Stored entries:
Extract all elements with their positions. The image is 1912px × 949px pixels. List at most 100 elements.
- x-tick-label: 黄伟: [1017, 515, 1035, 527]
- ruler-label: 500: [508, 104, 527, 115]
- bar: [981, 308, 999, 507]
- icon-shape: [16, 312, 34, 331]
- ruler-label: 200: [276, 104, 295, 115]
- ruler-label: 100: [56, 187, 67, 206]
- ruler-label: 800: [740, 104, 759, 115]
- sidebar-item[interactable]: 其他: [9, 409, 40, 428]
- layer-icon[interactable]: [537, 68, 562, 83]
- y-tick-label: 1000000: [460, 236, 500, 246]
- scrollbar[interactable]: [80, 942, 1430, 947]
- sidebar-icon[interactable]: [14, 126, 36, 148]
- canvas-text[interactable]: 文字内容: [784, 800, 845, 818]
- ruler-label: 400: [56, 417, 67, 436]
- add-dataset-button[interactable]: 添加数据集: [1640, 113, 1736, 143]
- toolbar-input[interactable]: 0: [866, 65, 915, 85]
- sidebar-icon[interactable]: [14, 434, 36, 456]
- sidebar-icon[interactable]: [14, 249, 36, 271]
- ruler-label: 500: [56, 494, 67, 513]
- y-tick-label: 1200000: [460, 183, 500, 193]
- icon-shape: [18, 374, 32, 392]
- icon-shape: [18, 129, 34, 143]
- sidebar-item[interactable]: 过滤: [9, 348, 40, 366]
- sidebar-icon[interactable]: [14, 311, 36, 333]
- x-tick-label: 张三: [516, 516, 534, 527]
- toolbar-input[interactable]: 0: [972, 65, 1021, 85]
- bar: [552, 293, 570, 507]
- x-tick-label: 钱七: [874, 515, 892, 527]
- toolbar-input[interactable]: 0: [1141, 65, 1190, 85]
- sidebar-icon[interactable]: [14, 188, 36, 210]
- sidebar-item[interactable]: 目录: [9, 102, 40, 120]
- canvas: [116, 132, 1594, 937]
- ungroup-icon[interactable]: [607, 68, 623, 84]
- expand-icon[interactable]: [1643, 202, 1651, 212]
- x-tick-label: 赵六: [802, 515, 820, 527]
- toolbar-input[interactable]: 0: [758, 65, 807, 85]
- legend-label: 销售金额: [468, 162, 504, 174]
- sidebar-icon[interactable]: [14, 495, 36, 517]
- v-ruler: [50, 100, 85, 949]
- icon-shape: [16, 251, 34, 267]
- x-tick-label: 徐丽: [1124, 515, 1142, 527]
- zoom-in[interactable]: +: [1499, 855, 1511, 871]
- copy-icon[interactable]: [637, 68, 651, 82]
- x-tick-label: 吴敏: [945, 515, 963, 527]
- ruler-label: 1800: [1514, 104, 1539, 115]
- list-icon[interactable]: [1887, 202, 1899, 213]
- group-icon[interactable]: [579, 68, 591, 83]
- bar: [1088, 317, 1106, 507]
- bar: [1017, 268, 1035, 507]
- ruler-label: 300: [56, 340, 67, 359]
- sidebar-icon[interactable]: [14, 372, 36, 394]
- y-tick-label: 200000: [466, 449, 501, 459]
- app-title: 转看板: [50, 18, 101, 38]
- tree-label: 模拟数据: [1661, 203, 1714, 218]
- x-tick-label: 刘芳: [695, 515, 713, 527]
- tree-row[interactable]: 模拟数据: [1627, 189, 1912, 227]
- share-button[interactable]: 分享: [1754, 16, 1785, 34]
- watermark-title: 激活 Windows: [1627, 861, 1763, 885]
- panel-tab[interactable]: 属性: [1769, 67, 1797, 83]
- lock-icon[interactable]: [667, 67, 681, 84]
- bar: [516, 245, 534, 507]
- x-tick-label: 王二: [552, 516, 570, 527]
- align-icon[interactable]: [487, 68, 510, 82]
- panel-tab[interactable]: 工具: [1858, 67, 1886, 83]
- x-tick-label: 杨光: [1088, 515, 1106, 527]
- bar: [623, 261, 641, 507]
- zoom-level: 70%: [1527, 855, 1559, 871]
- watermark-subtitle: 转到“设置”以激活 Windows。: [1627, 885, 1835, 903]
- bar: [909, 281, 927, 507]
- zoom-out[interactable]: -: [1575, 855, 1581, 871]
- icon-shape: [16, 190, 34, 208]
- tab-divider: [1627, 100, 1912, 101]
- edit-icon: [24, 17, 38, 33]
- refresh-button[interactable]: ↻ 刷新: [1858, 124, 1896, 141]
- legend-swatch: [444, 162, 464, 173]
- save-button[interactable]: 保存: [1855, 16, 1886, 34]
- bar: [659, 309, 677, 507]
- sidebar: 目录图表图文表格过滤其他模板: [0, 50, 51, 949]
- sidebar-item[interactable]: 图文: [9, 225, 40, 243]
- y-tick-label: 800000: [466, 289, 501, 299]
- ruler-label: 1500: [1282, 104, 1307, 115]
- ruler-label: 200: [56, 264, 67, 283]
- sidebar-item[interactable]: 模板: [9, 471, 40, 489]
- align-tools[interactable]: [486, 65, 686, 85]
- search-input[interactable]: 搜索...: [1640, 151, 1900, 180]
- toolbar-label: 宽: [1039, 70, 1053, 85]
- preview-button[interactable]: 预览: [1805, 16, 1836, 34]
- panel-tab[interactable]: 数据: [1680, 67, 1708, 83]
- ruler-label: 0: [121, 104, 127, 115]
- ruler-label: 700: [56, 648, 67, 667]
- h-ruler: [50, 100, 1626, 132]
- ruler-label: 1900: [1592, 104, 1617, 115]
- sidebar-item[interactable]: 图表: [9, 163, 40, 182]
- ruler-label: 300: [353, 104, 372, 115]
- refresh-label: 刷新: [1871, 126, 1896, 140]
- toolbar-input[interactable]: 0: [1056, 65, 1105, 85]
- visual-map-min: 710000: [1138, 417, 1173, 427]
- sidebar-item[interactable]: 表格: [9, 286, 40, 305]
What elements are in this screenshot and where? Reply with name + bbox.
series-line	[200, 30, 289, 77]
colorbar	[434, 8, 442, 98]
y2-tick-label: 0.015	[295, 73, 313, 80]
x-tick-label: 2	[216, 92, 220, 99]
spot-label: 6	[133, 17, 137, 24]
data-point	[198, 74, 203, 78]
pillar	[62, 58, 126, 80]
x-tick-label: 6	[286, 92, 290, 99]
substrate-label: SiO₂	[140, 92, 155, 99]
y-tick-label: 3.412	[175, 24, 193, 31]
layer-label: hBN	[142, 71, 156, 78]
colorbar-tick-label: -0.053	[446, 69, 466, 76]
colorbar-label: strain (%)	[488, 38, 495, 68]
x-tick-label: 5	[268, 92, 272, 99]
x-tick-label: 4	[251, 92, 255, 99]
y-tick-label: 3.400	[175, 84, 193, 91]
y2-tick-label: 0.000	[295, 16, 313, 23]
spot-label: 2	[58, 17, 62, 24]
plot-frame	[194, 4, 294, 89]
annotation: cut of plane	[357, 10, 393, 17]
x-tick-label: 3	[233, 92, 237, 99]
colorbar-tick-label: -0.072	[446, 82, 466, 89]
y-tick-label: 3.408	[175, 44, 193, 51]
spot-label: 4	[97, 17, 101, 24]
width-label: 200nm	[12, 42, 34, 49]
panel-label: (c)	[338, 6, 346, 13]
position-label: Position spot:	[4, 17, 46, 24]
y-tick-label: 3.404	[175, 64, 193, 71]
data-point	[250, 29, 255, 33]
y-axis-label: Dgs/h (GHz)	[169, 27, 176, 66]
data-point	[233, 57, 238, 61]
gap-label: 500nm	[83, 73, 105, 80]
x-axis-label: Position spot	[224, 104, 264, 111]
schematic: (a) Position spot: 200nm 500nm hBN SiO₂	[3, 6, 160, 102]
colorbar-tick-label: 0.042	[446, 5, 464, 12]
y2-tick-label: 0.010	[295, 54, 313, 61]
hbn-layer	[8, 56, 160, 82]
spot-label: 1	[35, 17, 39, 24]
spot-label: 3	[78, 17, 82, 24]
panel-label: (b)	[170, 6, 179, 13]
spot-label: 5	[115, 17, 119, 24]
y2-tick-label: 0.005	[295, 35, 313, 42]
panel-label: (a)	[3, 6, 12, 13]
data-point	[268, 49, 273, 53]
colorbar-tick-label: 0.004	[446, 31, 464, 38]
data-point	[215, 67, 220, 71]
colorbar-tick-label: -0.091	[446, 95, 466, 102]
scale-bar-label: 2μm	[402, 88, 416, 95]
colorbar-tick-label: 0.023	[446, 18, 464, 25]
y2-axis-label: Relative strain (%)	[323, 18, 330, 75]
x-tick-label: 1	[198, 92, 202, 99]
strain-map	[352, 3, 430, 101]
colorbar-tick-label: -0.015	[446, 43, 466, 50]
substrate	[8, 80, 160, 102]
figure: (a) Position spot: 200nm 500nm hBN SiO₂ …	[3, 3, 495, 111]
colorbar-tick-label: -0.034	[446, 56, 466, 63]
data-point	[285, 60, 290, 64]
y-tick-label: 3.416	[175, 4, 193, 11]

Written exercise:
Write out the entries word for word, starting with the first line and ending with the line that contains "- y-tick-label: 1000000: [460, 236, 500, 246]", with both of those lines included.

Reply:
Extract all elements with their positions. The image is 1912px × 949px pixels. List at most 100 elements.
- x-tick-label: 黄伟: [1017, 515, 1035, 527]
- ruler-label: 500: [508, 104, 527, 115]
- bar: [981, 308, 999, 507]
- icon-shape: [16, 312, 34, 331]
- ruler-label: 200: [276, 104, 295, 115]
- ruler-label: 100: [56, 187, 67, 206]
- ruler-label: 800: [740, 104, 759, 115]
- sidebar-item[interactable]: 其他: [9, 409, 40, 428]
- layer-icon[interactable]: [537, 68, 562, 83]
- y-tick-label: 1000000: [460, 236, 500, 246]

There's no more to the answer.